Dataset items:
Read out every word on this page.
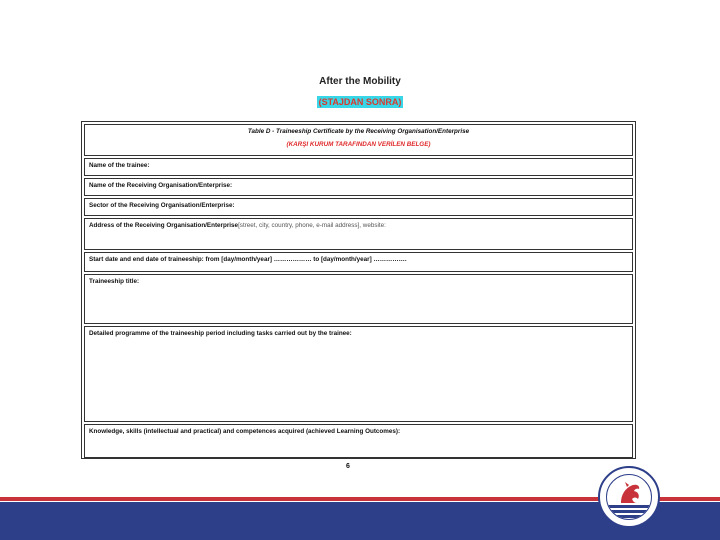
After the Mobility
(STAJDAN SONRA)
Table D - Traineeship Certificate by the Receiving Organisation/Enterprise
(KARŞI KURUM TARAFINDAN VERİLEN BELGE)
Name of the trainee:
Name of the Receiving Organisation/Enterprise:
Sector of the Receiving Organisation/Enterprise:
Address of the Receiving Organisation/Enterprise[street, city, country, phone, e-mail address], website:
Start date and end date of traineeship: from [day/month/year] ……………… to [day/month/year] …………….
Traineeship title:
Detailed programme of the traineeship period including tasks carried out by the trainee:
Knowledge, skills (intellectual and practical) and competences acquired (achieved Learning Outcomes):
6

What is expected ▸
Take every line from the records above that has the word "Receiving" and copy it.

Written response ▸
Table D - Traineeship Certificate by the Receiving Organisation/Enterprise
Name of the Receiving Organisation/Enterprise:
Sector of the Receiving Organisation/Enterprise:
Address of the Receiving Organisation/Enterprise[street, city, country, phone, e-mail address], website:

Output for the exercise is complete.